## Problem details
Update the data below so that every "95th-percentile-point" becomes "p95-marker", and keep everything else the same.

Region boundary data:
>> BEGIN

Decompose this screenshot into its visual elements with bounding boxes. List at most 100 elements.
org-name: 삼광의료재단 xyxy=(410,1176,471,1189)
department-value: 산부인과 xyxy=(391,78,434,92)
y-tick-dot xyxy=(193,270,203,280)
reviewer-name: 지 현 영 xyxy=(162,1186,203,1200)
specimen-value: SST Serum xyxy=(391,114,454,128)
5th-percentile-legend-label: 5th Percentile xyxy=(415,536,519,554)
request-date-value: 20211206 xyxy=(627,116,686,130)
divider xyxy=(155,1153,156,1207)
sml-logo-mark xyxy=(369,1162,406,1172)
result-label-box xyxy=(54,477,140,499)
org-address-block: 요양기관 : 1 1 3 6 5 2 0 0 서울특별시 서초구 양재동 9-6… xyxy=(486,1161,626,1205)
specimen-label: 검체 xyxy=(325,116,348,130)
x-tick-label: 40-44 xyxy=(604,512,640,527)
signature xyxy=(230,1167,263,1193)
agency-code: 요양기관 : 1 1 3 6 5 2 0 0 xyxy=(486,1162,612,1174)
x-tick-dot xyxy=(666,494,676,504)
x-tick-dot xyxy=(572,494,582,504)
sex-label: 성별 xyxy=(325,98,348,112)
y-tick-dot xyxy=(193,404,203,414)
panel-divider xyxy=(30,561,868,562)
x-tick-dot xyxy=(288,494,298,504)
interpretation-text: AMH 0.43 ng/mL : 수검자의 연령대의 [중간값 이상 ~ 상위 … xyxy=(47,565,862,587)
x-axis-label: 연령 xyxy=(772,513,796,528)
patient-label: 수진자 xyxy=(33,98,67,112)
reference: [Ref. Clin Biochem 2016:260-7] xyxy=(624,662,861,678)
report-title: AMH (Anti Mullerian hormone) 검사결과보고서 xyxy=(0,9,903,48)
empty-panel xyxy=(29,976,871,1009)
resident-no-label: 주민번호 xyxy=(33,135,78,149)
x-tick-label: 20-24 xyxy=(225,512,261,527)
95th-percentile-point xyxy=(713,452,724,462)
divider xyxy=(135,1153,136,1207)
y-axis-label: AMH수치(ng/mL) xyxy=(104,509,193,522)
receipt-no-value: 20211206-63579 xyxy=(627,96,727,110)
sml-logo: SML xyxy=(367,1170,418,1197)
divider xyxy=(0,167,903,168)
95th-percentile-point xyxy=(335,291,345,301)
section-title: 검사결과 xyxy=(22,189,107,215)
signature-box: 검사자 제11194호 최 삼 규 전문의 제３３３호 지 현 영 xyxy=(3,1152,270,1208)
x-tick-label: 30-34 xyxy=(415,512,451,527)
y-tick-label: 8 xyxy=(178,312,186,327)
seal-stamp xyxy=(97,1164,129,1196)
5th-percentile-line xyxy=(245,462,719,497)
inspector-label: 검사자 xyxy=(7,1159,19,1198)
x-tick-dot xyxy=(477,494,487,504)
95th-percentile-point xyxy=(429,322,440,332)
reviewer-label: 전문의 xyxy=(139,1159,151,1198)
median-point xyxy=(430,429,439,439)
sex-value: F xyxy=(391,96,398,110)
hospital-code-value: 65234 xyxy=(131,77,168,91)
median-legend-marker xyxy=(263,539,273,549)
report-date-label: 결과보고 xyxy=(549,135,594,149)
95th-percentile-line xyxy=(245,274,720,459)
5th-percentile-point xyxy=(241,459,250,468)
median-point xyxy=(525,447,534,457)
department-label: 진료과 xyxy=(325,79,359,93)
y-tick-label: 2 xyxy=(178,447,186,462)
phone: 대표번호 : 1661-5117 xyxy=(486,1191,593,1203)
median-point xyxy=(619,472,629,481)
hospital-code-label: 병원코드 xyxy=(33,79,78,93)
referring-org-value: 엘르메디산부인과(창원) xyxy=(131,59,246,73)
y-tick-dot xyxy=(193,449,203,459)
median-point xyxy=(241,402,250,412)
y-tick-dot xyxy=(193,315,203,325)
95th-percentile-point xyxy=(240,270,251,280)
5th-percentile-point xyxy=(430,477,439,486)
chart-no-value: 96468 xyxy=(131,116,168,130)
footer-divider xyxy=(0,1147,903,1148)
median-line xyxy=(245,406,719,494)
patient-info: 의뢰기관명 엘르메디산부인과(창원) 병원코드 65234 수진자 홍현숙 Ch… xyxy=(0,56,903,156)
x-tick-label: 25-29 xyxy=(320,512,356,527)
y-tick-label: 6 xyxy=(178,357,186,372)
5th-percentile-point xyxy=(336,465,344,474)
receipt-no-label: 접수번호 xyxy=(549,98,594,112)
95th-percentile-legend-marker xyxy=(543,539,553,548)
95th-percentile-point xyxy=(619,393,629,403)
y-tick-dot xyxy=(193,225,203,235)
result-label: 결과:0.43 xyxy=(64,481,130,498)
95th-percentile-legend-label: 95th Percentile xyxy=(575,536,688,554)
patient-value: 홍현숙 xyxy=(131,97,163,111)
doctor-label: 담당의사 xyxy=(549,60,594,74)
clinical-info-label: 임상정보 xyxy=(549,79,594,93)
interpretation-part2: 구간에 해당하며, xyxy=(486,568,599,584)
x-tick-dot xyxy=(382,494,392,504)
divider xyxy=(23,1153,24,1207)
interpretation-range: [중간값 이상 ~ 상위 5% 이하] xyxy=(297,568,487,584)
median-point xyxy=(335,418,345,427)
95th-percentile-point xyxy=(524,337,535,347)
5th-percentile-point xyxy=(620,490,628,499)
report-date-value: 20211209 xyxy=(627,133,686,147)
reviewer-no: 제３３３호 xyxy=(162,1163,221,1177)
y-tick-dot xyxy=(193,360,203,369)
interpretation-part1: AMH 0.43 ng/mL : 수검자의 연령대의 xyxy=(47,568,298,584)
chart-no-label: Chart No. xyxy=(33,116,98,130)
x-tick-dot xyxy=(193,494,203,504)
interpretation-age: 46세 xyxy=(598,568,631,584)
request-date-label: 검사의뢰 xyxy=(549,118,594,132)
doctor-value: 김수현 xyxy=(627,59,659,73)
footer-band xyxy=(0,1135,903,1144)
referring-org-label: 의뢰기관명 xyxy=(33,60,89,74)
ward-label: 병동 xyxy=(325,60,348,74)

>> END

## Result of the exercise
Decompose this screenshot into its visual elements with bounding boxes. List at most 100 elements.
org-name: 삼광의료재단 xyxy=(410,1176,471,1189)
department-value: 산부인과 xyxy=(391,78,434,92)
y-tick-dot xyxy=(193,270,203,280)
reviewer-name: 지 현 영 xyxy=(162,1186,203,1200)
specimen-value: SST Serum xyxy=(391,114,454,128)
5th-percentile-legend-label: 5th Percentile xyxy=(415,536,519,554)
request-date-value: 20211206 xyxy=(627,116,686,130)
divider xyxy=(155,1153,156,1207)
sml-logo-mark xyxy=(369,1162,406,1172)
result-label-box xyxy=(54,477,140,499)
org-address-block: 요양기관 : 1 1 3 6 5 2 0 0 서울특별시 서초구 양재동 9-6… xyxy=(486,1161,626,1205)
specimen-label: 검체 xyxy=(325,116,348,130)
x-tick-label: 40-44 xyxy=(604,512,640,527)
signature xyxy=(230,1167,263,1193)
agency-code: 요양기관 : 1 1 3 6 5 2 0 0 xyxy=(486,1162,612,1174)
x-tick-dot xyxy=(666,494,676,504)
x-tick-dot xyxy=(572,494,582,504)
sex-label: 성별 xyxy=(325,98,348,112)
y-tick-dot xyxy=(193,404,203,414)
panel-divider xyxy=(30,561,868,562)
x-tick-dot xyxy=(288,494,298,504)
interpretation-text: AMH 0.43 ng/mL : 수검자의 연령대의 [중간값 이상 ~ 상위 … xyxy=(47,565,862,587)
x-axis-label: 연령 xyxy=(772,513,796,528)
patient-label: 수진자 xyxy=(33,98,67,112)
reference: [Ref. Clin Biochem 2016:260-7] xyxy=(624,662,861,678)
report-title: AMH (Anti Mullerian hormone) 검사결과보고서 xyxy=(0,9,903,48)
empty-panel xyxy=(29,976,871,1009)
resident-no-label: 주민번호 xyxy=(33,135,78,149)
x-tick-label: 20-24 xyxy=(225,512,261,527)
p95-marker xyxy=(713,452,724,462)
divider xyxy=(135,1153,136,1207)
y-axis-label: AMH수치(ng/mL) xyxy=(104,509,193,522)
receipt-no-value: 20211206-63579 xyxy=(627,96,727,110)
sml-logo: SML xyxy=(367,1170,418,1197)
divider xyxy=(0,167,903,168)
p95-marker xyxy=(335,291,345,301)
section-title: 검사결과 xyxy=(22,189,107,215)
signature-box: 검사자 제11194호 최 삼 규 전문의 제３３３호 지 현 영 xyxy=(3,1152,270,1208)
x-tick-label: 30-34 xyxy=(415,512,451,527)
y-tick-label: 8 xyxy=(178,312,186,327)
seal-stamp xyxy=(97,1164,129,1196)
5th-percentile-line xyxy=(245,462,719,497)
inspector-label: 검사자 xyxy=(7,1159,19,1198)
x-tick-dot xyxy=(477,494,487,504)
p95-marker xyxy=(429,322,440,332)
reviewer-label: 전문의 xyxy=(139,1159,151,1198)
median-point xyxy=(430,429,439,439)
sex-value: F xyxy=(391,96,398,110)
hospital-code-value: 65234 xyxy=(131,77,168,91)
median-legend-marker xyxy=(263,539,273,549)
report-date-label: 결과보고 xyxy=(549,135,594,149)
95th-percentile-line xyxy=(245,274,720,459)
5th-percentile-point xyxy=(241,459,250,468)
median-point xyxy=(525,447,534,457)
department-label: 진료과 xyxy=(325,79,359,93)
y-tick-label: 2 xyxy=(178,447,186,462)
phone: 대표번호 : 1661-5117 xyxy=(486,1191,593,1203)
median-point xyxy=(619,472,629,481)
hospital-code-label: 병원코드 xyxy=(33,79,78,93)
referring-org-value: 엘르메디산부인과(창원) xyxy=(131,59,246,73)
y-tick-dot xyxy=(193,449,203,459)
median-point xyxy=(241,402,250,412)
y-tick-dot xyxy=(193,315,203,325)
p95-marker xyxy=(240,270,251,280)
5th-percentile-point xyxy=(430,477,439,486)
chart-no-value: 96468 xyxy=(131,116,168,130)
footer-divider xyxy=(0,1147,903,1148)
median-line xyxy=(245,406,719,494)
patient-info: 의뢰기관명 엘르메디산부인과(창원) 병원코드 65234 수진자 홍현숙 Ch… xyxy=(0,56,903,156)
x-tick-label: 25-29 xyxy=(320,512,356,527)
y-tick-label: 6 xyxy=(178,357,186,372)
5th-percentile-point xyxy=(336,465,344,474)
receipt-no-label: 접수번호 xyxy=(549,98,594,112)
95th-percentile-legend-marker xyxy=(543,539,553,548)
p95-marker xyxy=(619,393,629,403)
y-tick-dot xyxy=(193,225,203,235)
result-label: 결과:0.43 xyxy=(64,481,130,498)
95th-percentile-legend-label: 95th Percentile xyxy=(575,536,688,554)
patient-value: 홍현숙 xyxy=(131,97,163,111)
doctor-label: 담당의사 xyxy=(549,60,594,74)
clinical-info-label: 임상정보 xyxy=(549,79,594,93)
interpretation-part2: 구간에 해당하며, xyxy=(486,568,599,584)
x-tick-dot xyxy=(382,494,392,504)
divider xyxy=(23,1153,24,1207)
interpretation-range: [중간값 이상 ~ 상위 5% 이하] xyxy=(297,568,487,584)
median-point xyxy=(335,418,345,427)
p95-marker xyxy=(524,337,535,347)
5th-percentile-point xyxy=(620,490,628,499)
report-date-value: 20211209 xyxy=(627,133,686,147)
reviewer-no: 제３３３호 xyxy=(162,1163,221,1177)
y-tick-dot xyxy=(193,360,203,369)
interpretation-part1: AMH 0.43 ng/mL : 수검자의 연령대의 xyxy=(47,568,298,584)
chart-no-label: Chart No. xyxy=(33,116,98,130)
x-tick-dot xyxy=(193,494,203,504)
interpretation-age: 46세 xyxy=(598,568,631,584)
request-date-label: 검사의뢰 xyxy=(549,118,594,132)
doctor-value: 김수현 xyxy=(627,59,659,73)
footer-band xyxy=(0,1135,903,1144)
referring-org-label: 의뢰기관명 xyxy=(33,60,89,74)
ward-label: 병동 xyxy=(325,60,348,74)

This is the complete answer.